#### Exercise:
Leave out the pictures, then reproduce the rest of the material exactly.

#### Dataset excerpts:

···

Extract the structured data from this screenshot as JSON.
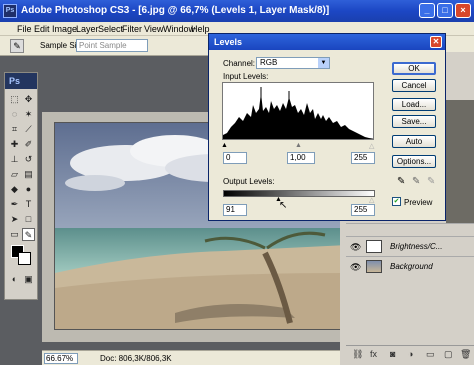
{
  "window": {
    "title": "Adobe Photoshop CS3 - [6.jpg @ 66,7% (Levels 1, Layer Mask/8)]",
    "app_icon": "Ps"
  },
  "menu": [
    "File",
    "Edit",
    "Image",
    "Layer",
    "Select",
    "Filter",
    "View",
    "Window",
    "Help"
  ],
  "options_bar": {
    "sample_size_label": "Sample Size:",
    "sample_size_value": "Point Sample"
  },
  "tools_panel": {
    "logo": "Ps"
  },
  "status": {
    "zoom": "66.67%",
    "doc": "Doc: 806,3K/806,3K"
  },
  "levels_dialog": {
    "title": "Levels",
    "channel_label": "Channel:",
    "channel_value": "RGB",
    "input_levels_label": "Input Levels:",
    "input_black": "0",
    "input_gamma": "1,00",
    "input_white": "255",
    "output_levels_label": "Output Levels:",
    "output_black": "91",
    "output_white": "255",
    "buttons": [
      "OK",
      "Cancel",
      "Load...",
      "Save...",
      "Auto",
      "Options..."
    ],
    "preview_label": "Preview",
    "preview_checked": true
  },
  "layers": [
    {
      "name": "Brightness/C...",
      "visible": true
    },
    {
      "name": "Background",
      "visible": true
    }
  ],
  "colors": {
    "titlebar": "#1c47c4",
    "menu_bg": "#ece9d8",
    "selected_layer": "#3165c6"
  }
}
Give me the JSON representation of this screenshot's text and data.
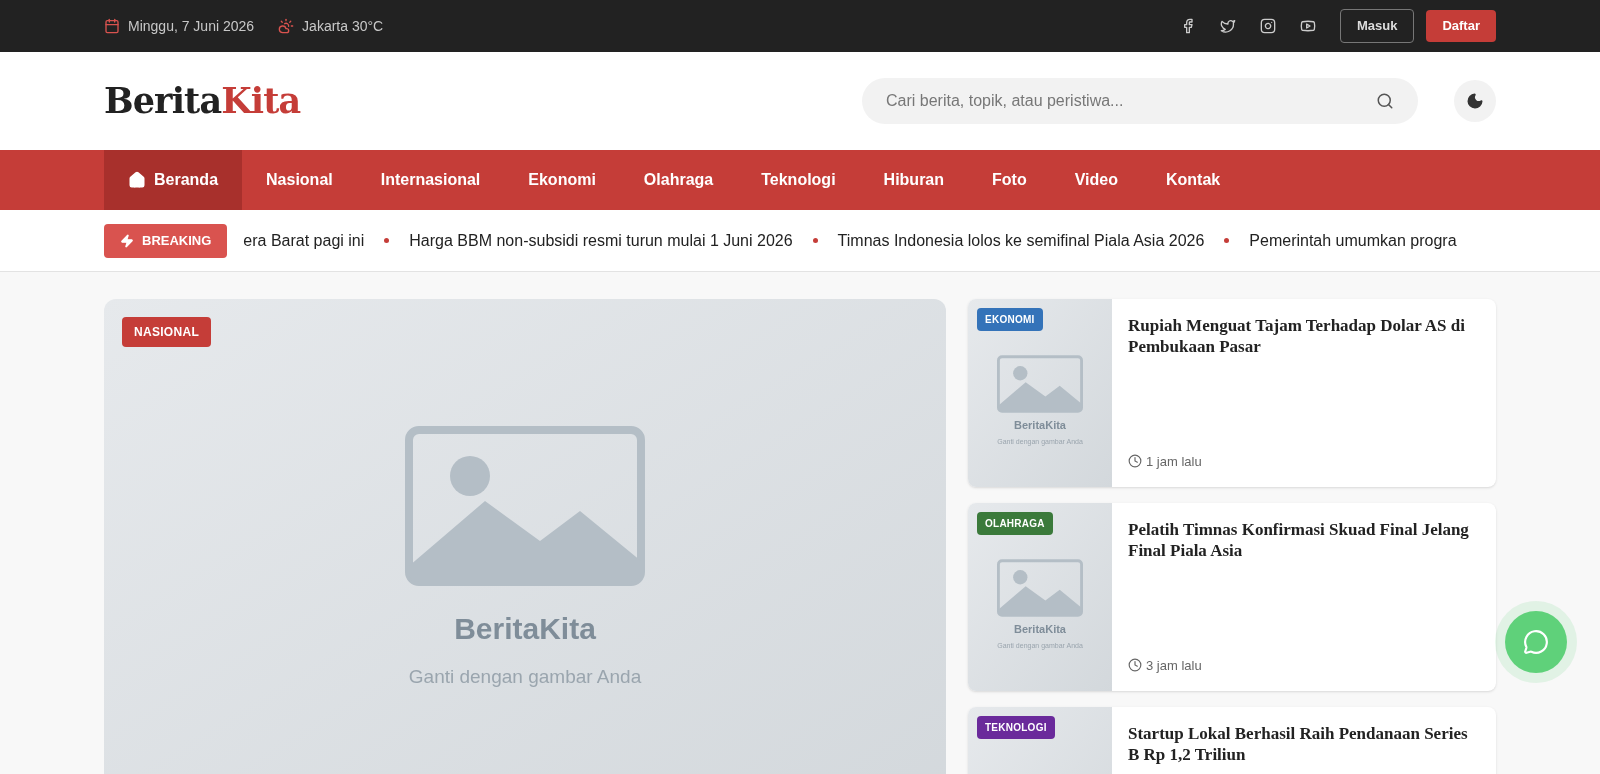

···

#### Written solution:
Extract the structured data from this screenshot as JSON.
{
  "window": {
    "title": "Adobe Photoshop CS3 - [6.jpg @ 66,7% (Levels 1, Layer Mask/8)]",
    "app_icon": "Ps"
  },
  "menu": [
    "File",
    "Edit",
    "Image",
    "Layer",
    "Select",
    "Filter",
    "View",
    "Window",
    "Help"
  ],
  "options_bar": {
    "sample_size_label": "Sample Size:",
    "sample_size_value": "Point Sample"
  },
  "tools_panel": {
    "logo": "Ps"
  },
  "status": {
    "zoom": "66.67%",
    "doc": "Doc: 806,3K/806,3K"
  },
  "levels_dialog": {
    "title": "Levels",
    "channel_label": "Channel:",
    "channel_value": "RGB",
    "input_levels_label": "Input Levels:",
    "input_black": "0",
    "input_gamma": "1,00",
    "input_white": "255",
    "output_levels_label": "Output Levels:",
    "output_black": "91",
    "output_white": "255",
    "buttons": [
      "OK",
      "Cancel",
      "Load...",
      "Save...",
      "Auto",
      "Options..."
    ],
    "preview_label": "Preview",
    "preview_checked": true
  },
  "layers": [
    {
      "name": "Brightness/C...",
      "visible": true
    },
    {
      "name": "Background",
      "visible": true
    }
  ],
  "colors": {
    "titlebar": "#1c47c4",
    "menu_bg": "#ece9d8",
    "selected_layer": "#3165c6"
  }
}
Give me the JSON representation of this screenshot's text and data.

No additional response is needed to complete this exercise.